▸ TASK TO COMPLETE
Print the lines below exactly, starting at the line containing "user-pin-icon xyxy=(90,301,106,317)" and ending with the line containing "nav-home[interactable] xyxy=(88,143,108,163)", both included.

Dataset items

::::::::::

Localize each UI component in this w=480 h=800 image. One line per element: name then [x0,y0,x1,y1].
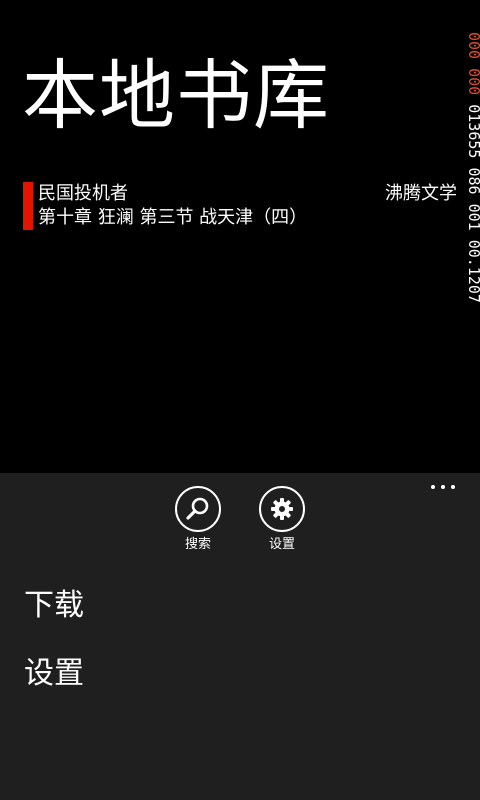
book-source: 沸腾文学 [385,183,457,204]
search-icon [175,486,221,532]
frame-rate-counter: 000 000 013655 086 001 00.1207 [463,32,480,412]
settings-button-label: 设置 [268,537,295,552]
book-title: 民国投机者 [38,183,128,204]
menu-item-settings[interactable]: 设置 [24,655,84,693]
gear-icon [259,486,305,532]
search-button[interactable]: 搜索 [168,486,228,553]
search-button-label: 搜索 [184,537,211,552]
book-list-item[interactable]: 民国投机者 第十章 狂澜 第三节 战天津（四） 沸腾文学 [23,182,459,232]
frame-rate-counter-values: 013655 086 001 00.1207 [465,104,480,303]
page-title: 本地书库 [22,51,330,140]
book-chapter: 第十章 狂澜 第三节 战天津（四） [38,207,308,228]
more-options-icon[interactable] [428,479,458,495]
frame-rate-counter-highlight: 000 000 [465,32,480,96]
settings-button[interactable]: 设置 [252,486,312,553]
book-accent-bar [23,182,33,230]
menu-item-download[interactable]: 下载 [24,587,84,625]
app-bar: 搜索 设置 下载 设置 [0,473,480,800]
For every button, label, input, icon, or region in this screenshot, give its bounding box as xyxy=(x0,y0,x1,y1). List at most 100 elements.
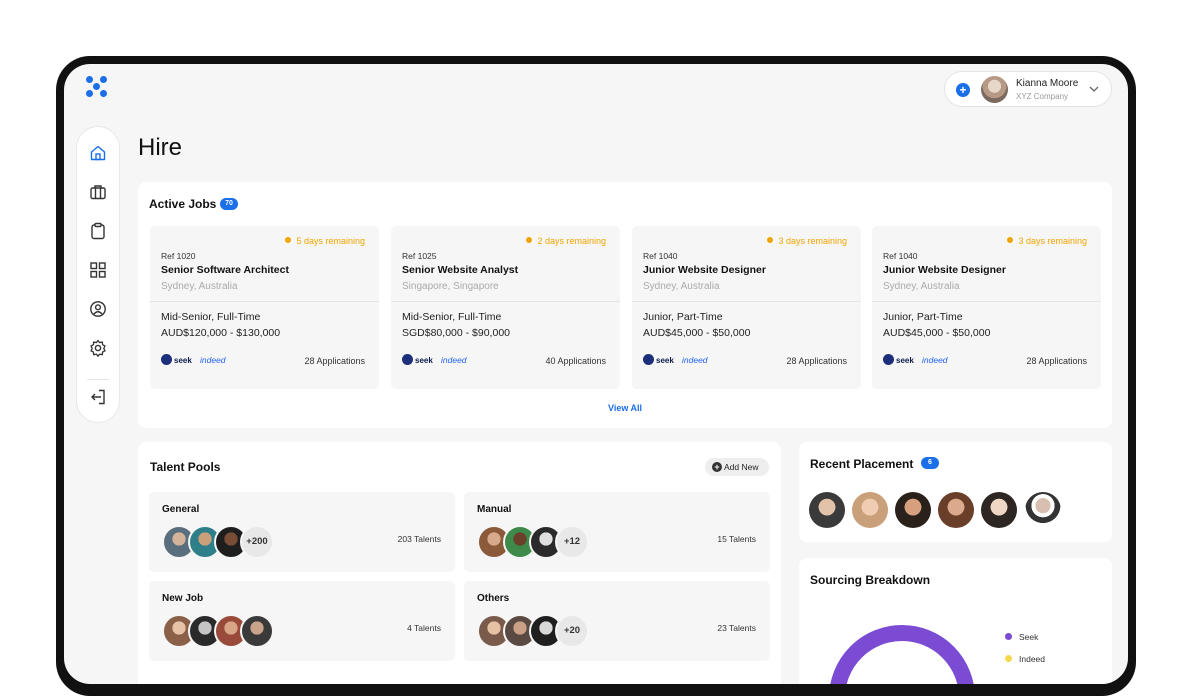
user-pin-icon xyxy=(90,301,106,317)
legend-indeed: Indeed xyxy=(1005,654,1045,664)
seek-dot-icon xyxy=(1005,633,1012,640)
nav-logout[interactable] xyxy=(88,387,108,407)
divider xyxy=(150,301,379,302)
seek-segment xyxy=(830,625,974,684)
sidebar xyxy=(76,126,120,423)
job-type: Junior, Part-Time xyxy=(643,311,723,323)
job-card[interactable]: 3 days remaining Ref 1040 Junior Website… xyxy=(872,226,1101,389)
nav-apps[interactable] xyxy=(88,260,108,280)
avatar[interactable] xyxy=(895,492,931,528)
job-salary: AUD$45,000 - $50,000 xyxy=(643,327,751,339)
add-icon[interactable]: + xyxy=(956,83,970,97)
job-applications: 28 Applications xyxy=(304,356,365,366)
talent-pools-card: Talent Pools + Add New General +200 203 T… xyxy=(138,442,781,684)
pool-name: Others xyxy=(477,593,510,604)
plus-icon: + xyxy=(712,462,722,472)
seek-icon xyxy=(883,354,894,365)
avatar[interactable] xyxy=(809,492,845,528)
divider xyxy=(391,301,620,302)
pool-name: Manual xyxy=(477,504,512,515)
divider xyxy=(872,301,1101,302)
legend-seek: Seek xyxy=(1005,632,1038,642)
job-salary: AUD$120,000 - $130,000 xyxy=(161,327,281,339)
home-icon xyxy=(90,145,106,161)
seek-logo: seek xyxy=(161,354,192,366)
job-card[interactable]: 5 days remaining Ref 1020 Senior Softwar… xyxy=(150,226,379,389)
warning-dot-icon xyxy=(767,237,774,243)
user-company: XYZ Company xyxy=(1016,92,1069,101)
pool-name: General xyxy=(162,504,200,515)
sourcing-breakdown-title: Sourcing Breakdown xyxy=(810,573,931,587)
nav-home[interactable] xyxy=(88,143,108,163)
seek-icon xyxy=(161,354,172,365)
app-logo[interactable] xyxy=(86,76,112,102)
job-type: Mid-Senior, Full-Time xyxy=(161,311,261,323)
talent-pool-card[interactable]: General +200 203 Talents xyxy=(149,492,455,572)
user-name: Kianna Moore xyxy=(1016,78,1079,89)
nav-tasks[interactable] xyxy=(88,221,108,241)
job-applications: 28 Applications xyxy=(786,356,847,366)
job-type: Mid-Senior, Full-Time xyxy=(402,311,502,323)
pool-count: 23 Talents xyxy=(717,623,756,633)
sourcing-donut-chart xyxy=(830,625,974,684)
sourcing-breakdown-card: Sourcing Breakdown Seek Indeed xyxy=(799,558,1112,684)
app-screen: + Kianna Moore XYZ Company Hire Active J… xyxy=(64,64,1128,684)
warning-dot-icon xyxy=(285,237,292,243)
grid-icon xyxy=(90,262,106,278)
chevron-down-icon[interactable] xyxy=(1088,83,1100,95)
avatar-more-count: +12 xyxy=(555,525,589,559)
avatar xyxy=(240,614,274,648)
clipboard-icon xyxy=(91,222,105,240)
avatar xyxy=(981,76,1008,103)
job-applications: 28 Applications xyxy=(1026,356,1087,366)
nav-candidates[interactable] xyxy=(88,299,108,319)
page-title: Hire xyxy=(138,134,183,161)
logout-icon xyxy=(91,389,105,405)
seek-logo: seek xyxy=(883,354,914,366)
avatar-more-count: +20 xyxy=(555,614,589,648)
avatar[interactable] xyxy=(938,492,974,528)
job-remaining: 3 days remaining xyxy=(767,236,847,246)
seek-icon xyxy=(402,354,413,365)
job-ref: Ref 1020 xyxy=(161,251,196,261)
pool-name: New Job xyxy=(162,593,204,604)
job-card[interactable]: 2 days remaining Ref 1025 Senior Website… xyxy=(391,226,620,389)
job-salary: AUD$45,000 - $50,000 xyxy=(883,327,991,339)
warning-dot-icon xyxy=(526,237,533,243)
job-remaining: 3 days remaining xyxy=(1007,236,1087,246)
job-remaining: 5 days remaining xyxy=(285,236,365,246)
indeed-logo: indeed xyxy=(922,355,948,365)
active-jobs-count-badge: 70 xyxy=(220,198,238,210)
job-title: Senior Software Architect xyxy=(161,264,289,276)
talent-pool-card[interactable]: New Job 4 Talents xyxy=(149,581,455,661)
seek-logo: seek xyxy=(402,354,433,366)
job-location: Sydney, Australia xyxy=(883,281,960,292)
job-location: Singapore, Singapore xyxy=(402,281,499,292)
indeed-logo: indeed xyxy=(200,355,226,365)
gear-icon xyxy=(90,339,106,357)
avatar[interactable] xyxy=(852,492,888,528)
job-location: Sydney, Australia xyxy=(643,281,720,292)
avatar[interactable] xyxy=(981,492,1017,528)
talent-pool-card[interactable]: Others +20 23 Talents xyxy=(464,581,770,661)
add-new-button[interactable]: + Add New xyxy=(705,458,769,476)
avatar[interactable] xyxy=(1025,492,1061,528)
job-applications: 40 Applications xyxy=(545,356,606,366)
talent-pool-card[interactable]: Manual +12 15 Talents xyxy=(464,492,770,572)
divider xyxy=(632,301,861,302)
job-title: Senior Website Analyst xyxy=(402,264,519,276)
talent-pools-title: Talent Pools xyxy=(150,460,221,474)
active-jobs-card: Active Jobs 70 5 days remaining Ref 1020… xyxy=(138,182,1112,428)
seek-logo: seek xyxy=(643,354,674,366)
warning-dot-icon xyxy=(1007,237,1014,243)
indeed-logo: indeed xyxy=(682,355,708,365)
nav-jobs[interactable] xyxy=(88,182,108,202)
recent-placement-title: Recent Placement xyxy=(810,457,914,471)
view-all-link[interactable]: View All xyxy=(138,403,1112,413)
recent-placement-card: Recent Placement 6 xyxy=(799,442,1112,542)
job-card[interactable]: 3 days remaining Ref 1040 Junior Website… xyxy=(632,226,861,389)
nav-settings[interactable] xyxy=(88,338,108,358)
user-menu[interactable]: + Kianna Moore XYZ Company xyxy=(944,71,1112,107)
job-location: Sydney, Australia xyxy=(161,281,238,292)
sidebar-divider xyxy=(87,379,109,380)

::::::::::

▸ EXPECTED OUTPUT
user-pin-icon xyxy=(90,301,106,317)
legend-indeed: Indeed xyxy=(1005,654,1045,664)
seek-dot-icon xyxy=(1005,633,1012,640)
nav-logout[interactable] xyxy=(88,387,108,407)
divider xyxy=(150,301,379,302)
seek-segment xyxy=(830,625,974,684)
sidebar xyxy=(76,126,120,423)
job-type: Junior, Part-Time xyxy=(643,311,723,323)
job-card[interactable]: 3 days remaining Ref 1040 Junior Website… xyxy=(872,226,1101,389)
nav-apps[interactable] xyxy=(88,260,108,280)
avatar[interactable] xyxy=(895,492,931,528)
job-salary: AUD$45,000 - $50,000 xyxy=(643,327,751,339)
add-icon[interactable]: + xyxy=(956,83,970,97)
job-applications: 28 Applications xyxy=(304,356,365,366)
talent-pools-card: Talent Pools + Add New General +200 203 T… xyxy=(138,442,781,684)
pool-name: Others xyxy=(477,593,510,604)
plus-icon: + xyxy=(712,462,722,472)
seek-icon xyxy=(883,354,894,365)
avatar[interactable] xyxy=(809,492,845,528)
divider xyxy=(391,301,620,302)
pool-name: Manual xyxy=(477,504,512,515)
divider xyxy=(872,301,1101,302)
legend-seek: Seek xyxy=(1005,632,1038,642)
job-salary: AUD$120,000 - $130,000 xyxy=(161,327,281,339)
home-icon xyxy=(90,145,106,161)
seek-logo: seek xyxy=(161,354,192,366)
job-card[interactable]: 5 days remaining Ref 1020 Senior Softwar… xyxy=(150,226,379,389)
warning-dot-icon xyxy=(767,237,774,243)
user-company: XYZ Company xyxy=(1016,92,1069,101)
pool-name: General xyxy=(162,504,200,515)
sourcing-breakdown-title: Sourcing Breakdown xyxy=(810,573,931,587)
nav-home[interactable] xyxy=(88,143,108,163)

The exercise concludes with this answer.